━━━ Data for review ━━━

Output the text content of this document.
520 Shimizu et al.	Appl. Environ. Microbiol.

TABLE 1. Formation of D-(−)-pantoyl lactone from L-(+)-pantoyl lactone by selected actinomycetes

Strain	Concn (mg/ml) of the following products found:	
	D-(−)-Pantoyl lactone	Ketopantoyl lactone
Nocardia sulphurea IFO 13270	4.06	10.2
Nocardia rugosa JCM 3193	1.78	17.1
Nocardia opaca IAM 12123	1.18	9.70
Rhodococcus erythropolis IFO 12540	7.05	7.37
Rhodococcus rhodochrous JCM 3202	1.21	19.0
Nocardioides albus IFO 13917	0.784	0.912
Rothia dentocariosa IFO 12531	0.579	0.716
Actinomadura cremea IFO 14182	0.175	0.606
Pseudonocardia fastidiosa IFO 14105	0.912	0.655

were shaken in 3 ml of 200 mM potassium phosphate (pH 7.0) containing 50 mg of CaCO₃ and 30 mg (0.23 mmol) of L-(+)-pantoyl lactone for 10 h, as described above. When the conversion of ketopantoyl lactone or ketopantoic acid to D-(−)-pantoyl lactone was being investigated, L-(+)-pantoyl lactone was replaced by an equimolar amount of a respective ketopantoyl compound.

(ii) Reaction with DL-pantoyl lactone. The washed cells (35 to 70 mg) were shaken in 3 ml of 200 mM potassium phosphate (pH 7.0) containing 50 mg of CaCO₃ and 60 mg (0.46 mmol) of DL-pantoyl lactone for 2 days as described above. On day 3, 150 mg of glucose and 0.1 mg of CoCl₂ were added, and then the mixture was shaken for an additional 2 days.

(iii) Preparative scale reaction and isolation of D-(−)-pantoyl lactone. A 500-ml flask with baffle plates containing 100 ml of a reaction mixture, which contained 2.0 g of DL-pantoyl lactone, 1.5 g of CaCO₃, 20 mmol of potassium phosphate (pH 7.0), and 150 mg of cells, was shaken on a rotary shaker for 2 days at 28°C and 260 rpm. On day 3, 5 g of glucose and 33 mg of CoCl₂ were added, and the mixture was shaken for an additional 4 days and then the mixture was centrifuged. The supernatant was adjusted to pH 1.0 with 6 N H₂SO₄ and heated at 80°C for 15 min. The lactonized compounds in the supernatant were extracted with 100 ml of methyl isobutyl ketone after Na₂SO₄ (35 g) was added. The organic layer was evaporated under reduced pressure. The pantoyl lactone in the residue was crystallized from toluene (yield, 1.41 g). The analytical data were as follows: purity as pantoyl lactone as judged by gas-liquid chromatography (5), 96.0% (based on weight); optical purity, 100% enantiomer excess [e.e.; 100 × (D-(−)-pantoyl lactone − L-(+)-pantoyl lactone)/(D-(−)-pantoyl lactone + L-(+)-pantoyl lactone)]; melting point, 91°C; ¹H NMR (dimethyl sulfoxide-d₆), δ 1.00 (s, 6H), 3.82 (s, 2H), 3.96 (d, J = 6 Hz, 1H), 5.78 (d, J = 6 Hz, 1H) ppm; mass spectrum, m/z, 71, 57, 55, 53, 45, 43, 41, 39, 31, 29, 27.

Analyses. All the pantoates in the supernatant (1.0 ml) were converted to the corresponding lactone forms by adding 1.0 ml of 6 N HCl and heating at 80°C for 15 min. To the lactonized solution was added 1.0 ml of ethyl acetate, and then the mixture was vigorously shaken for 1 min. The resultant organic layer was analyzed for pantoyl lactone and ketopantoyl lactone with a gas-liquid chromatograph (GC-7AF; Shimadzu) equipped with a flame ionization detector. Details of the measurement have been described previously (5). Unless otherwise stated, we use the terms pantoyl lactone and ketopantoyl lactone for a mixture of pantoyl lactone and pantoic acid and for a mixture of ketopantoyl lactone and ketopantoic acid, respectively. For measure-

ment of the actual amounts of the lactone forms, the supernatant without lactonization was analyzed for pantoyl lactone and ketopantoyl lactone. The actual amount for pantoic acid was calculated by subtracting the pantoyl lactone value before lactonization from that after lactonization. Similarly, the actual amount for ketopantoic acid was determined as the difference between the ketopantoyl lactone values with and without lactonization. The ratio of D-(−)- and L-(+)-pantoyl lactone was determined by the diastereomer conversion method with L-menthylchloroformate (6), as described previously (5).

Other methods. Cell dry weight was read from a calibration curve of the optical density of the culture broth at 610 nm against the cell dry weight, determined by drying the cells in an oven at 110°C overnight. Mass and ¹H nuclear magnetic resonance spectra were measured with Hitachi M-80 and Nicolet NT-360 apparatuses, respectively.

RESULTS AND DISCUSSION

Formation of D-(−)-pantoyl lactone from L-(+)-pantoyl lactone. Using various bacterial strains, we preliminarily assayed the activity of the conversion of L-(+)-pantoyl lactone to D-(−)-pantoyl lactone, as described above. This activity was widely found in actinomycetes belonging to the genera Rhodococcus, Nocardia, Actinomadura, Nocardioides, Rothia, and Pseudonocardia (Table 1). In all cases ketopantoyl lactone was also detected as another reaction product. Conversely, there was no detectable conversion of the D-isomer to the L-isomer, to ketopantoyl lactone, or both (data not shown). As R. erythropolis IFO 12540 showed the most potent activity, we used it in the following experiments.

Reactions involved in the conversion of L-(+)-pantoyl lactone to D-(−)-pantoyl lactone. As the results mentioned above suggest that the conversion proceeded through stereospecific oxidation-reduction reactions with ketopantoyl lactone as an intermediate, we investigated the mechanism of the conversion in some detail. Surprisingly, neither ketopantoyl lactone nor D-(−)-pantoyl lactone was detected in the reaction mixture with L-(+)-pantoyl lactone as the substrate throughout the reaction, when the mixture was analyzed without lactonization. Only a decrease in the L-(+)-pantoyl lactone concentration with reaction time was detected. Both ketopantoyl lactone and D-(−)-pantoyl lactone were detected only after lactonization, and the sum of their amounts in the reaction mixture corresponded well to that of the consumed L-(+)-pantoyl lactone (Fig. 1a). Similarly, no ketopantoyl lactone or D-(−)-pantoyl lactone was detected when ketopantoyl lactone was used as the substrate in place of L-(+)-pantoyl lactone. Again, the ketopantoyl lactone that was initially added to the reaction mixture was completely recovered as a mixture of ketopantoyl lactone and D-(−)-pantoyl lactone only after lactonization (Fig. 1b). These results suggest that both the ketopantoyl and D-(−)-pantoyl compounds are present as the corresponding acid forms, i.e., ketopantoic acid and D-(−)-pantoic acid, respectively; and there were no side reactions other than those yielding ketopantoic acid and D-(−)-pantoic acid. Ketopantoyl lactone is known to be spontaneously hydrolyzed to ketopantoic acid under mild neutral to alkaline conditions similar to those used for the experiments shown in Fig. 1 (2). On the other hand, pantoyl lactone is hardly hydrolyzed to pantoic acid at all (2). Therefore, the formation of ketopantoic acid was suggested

━━━

-- Work instruction --
Repeat the data. Every word must match.

-- Written answer --
Output the text content of this document.
520 Shimizu et al.	Appl. Environ. Microbiol.

TABLE 1. Formation of D-(−)-pantoyl lactone from L-(+)-pantoyl lactone by selected actinomycetes

Strain	Concn (mg/ml) of the following products found:	
	D-(−)-Pantoyl lactone	Ketopantoyl lactone
Nocardia sulphurea IFO 13270	4.06	10.2
Nocardia rugosa JCM 3193	1.78	17.1
Nocardia opaca IAM 12123	1.18	9.70
Rhodococcus erythropolis IFO 12540	7.05	7.37
Rhodococcus rhodochrous JCM 3202	1.21	19.0
Nocardioides albus IFO 13917	0.784	0.912
Rothia dentocariosa IFO 12531	0.579	0.716
Actinomadura cremea IFO 14182	0.175	0.606
Pseudonocardia fastidiosa IFO 14105	0.912	0.655

were shaken in 3 ml of 200 mM potassium phosphate (pH 7.0) containing 50 mg of CaCO₃ and 30 mg (0.23 mmol) of L-(+)-pantoyl lactone for 10 h, as described above. When the conversion of ketopantoyl lactone or ketopantoic acid to D-(−)-pantoyl lactone was being investigated, L-(+)-pantoyl lactone was replaced by an equimolar amount of a respective ketopantoyl compound.

(ii) Reaction with DL-pantoyl lactone. The washed cells (35 to 70 mg) were shaken in 3 ml of 200 mM potassium phosphate (pH 7.0) containing 50 mg of CaCO₃ and 60 mg (0.46 mmol) of DL-pantoyl lactone for 2 days as described above. On day 3, 150 mg of glucose and 0.1 mg of CoCl₂ were added, and then the mixture was shaken for an additional 2 days.

(iii) Preparative scale reaction and isolation of D-(−)-pantoyl lactone. A 500-ml flask with baffle plates containing 100 ml of a reaction mixture, which contained 2.0 g of DL-pantoyl lactone, 1.5 g of CaCO₃, 20 mmol of potassium phosphate (pH 7.0), and 150 mg of cells, was shaken on a rotary shaker for 2 days at 28°C and 260 rpm. On day 3, 5 g of glucose and 33 mg of CoCl₂ were added, and the mixture was shaken for an additional 4 days and then the mixture was centrifuged. The supernatant was adjusted to pH 1.0 with 6 N H₂SO₄ and heated at 80°C for 15 min. The lactonized compounds in the supernatant were extracted with 100 ml of methyl isobutyl ketone after Na₂SO₄ (35 g) was added. The organic layer was evaporated under reduced pressure. The pantoyl lactone in the residue was crystallized from toluene (yield, 1.41 g). The analytical data were as follows: purity as pantoyl lactone as judged by gas-liquid chromatography (5), 96.0% (based on weight); optical purity, 100% enantiomer excess [e.e.; 100 × (D-(−)-pantoyl lactone − L-(+)-pantoyl lactone)/(D-(−)-pantoyl lactone + L-(+)-pantoyl lactone)]; melting point, 91°C; ¹H NMR (dimethyl sulfoxide-d₆), δ 1.00 (s, 6H), 3.82 (s, 2H), 3.96 (d, J = 6 Hz, 1H), 5.78 (d, J = 6 Hz, 1H) ppm; mass spectrum, m/z, 71, 57, 55, 53, 45, 43, 41, 39, 31, 29, 27.

Analyses. All the pantoates in the supernatant (1.0 ml) were converted to the corresponding lactone forms by adding 1.0 ml of 6 N HCl and heating at 80°C for 15 min. To the lactonized solution was added 1.0 ml of ethyl acetate, and then the mixture was vigorously shaken for 1 min. The resultant organic layer was analyzed for pantoyl lactone and ketopantoyl lactone with a gas-liquid chromatograph (GC-7AF; Shimadzu) equipped with a flame ionization detector. Details of the measurement have been described previously (5). Unless otherwise stated, we use the terms pantoyl lactone and ketopantoyl lactone for a mixture of pantoyl lactone and pantoic acid and for a mixture of ketopantoyl lactone and ketopantoic acid, respectively. For measure-

ment of the actual amounts of the lactone forms, the supernatant without lactonization was analyzed for pantoyl lactone and ketopantoyl lactone. The actual amount for pantoic acid was calculated by subtracting the pantoyl lactone value before lactonization from that after lactonization. Similarly, the actual amount for ketopantoic acid was determined as the difference between the ketopantoyl lactone values with and without lactonization. The ratio of D-(−)- and L-(+)-pantoyl lactone was determined by the diastereomer conversion method with L-menthylchloroformate (6), as described previously (5).

Other methods. Cell dry weight was read from a calibration curve of the optical density of the culture broth at 610 nm against the cell dry weight, determined by drying the cells in an oven at 110°C overnight. Mass and ¹H nuclear magnetic resonance spectra were measured with Hitachi M-80 and Nicolet NT-360 apparatuses, respectively.

RESULTS AND DISCUSSION

Formation of D-(−)-pantoyl lactone from L-(+)-pantoyl lactone. Using various bacterial strains, we preliminarily assayed the activity of the conversion of L-(+)-pantoyl lactone to D-(−)-pantoyl lactone, as described above. This activity was widely found in actinomycetes belonging to the genera Rhodococcus, Nocardia, Actinomadura, Nocardioides, Rothia, and Pseudonocardia (Table 1). In all cases ketopantoyl lactone was also detected as another reaction product. Conversely, there was no detectable conversion of the D-isomer to the L-isomer, to ketopantoyl lactone, or both (data not shown). As R. erythropolis IFO 12540 showed the most potent activity, we used it in the following experiments.

Reactions involved in the conversion of L-(+)-pantoyl lactone to D-(−)-pantoyl lactone. As the results mentioned above suggest that the conversion proceeded through stereospecific oxidation-reduction reactions with ketopantoyl lactone as an intermediate, we investigated the mechanism of the conversion in some detail. Surprisingly, neither ketopantoyl lactone nor D-(−)-pantoyl lactone was detected in the reaction mixture with L-(+)-pantoyl lactone as the substrate throughout the reaction, when the mixture was analyzed without lactonization. Only a decrease in the L-(+)-pantoyl lactone concentration with reaction time was detected. Both ketopantoyl lactone and D-(−)-pantoyl lactone were detected only after lactonization, and the sum of their amounts in the reaction mixture corresponded well to that of the consumed L-(+)-pantoyl lactone (Fig. 1a). Similarly, no ketopantoyl lactone or D-(−)-pantoyl lactone was detected when ketopantoyl lactone was used as the substrate in place of L-(+)-pantoyl lactone. Again, the ketopantoyl lactone that was initially added to the reaction mixture was completely recovered as a mixture of ketopantoyl lactone and D-(−)-pantoyl lactone only after lactonization (Fig. 1b). These results suggest that both the ketopantoyl and D-(−)-pantoyl compounds are present as the corresponding acid forms, i.e., ketopantoic acid and D-(−)-pantoic acid, respectively; and there were no side reactions other than those yielding ketopantoic acid and D-(−)-pantoic acid. Ketopantoyl lactone is known to be spontaneously hydrolyzed to ketopantoic acid under mild neutral to alkaline conditions similar to those used for the experiments shown in Fig. 1 (2). On the other hand, pantoyl lactone is hardly hydrolyzed to pantoic acid at all (2). Therefore, the formation of ketopantoic acid was suggested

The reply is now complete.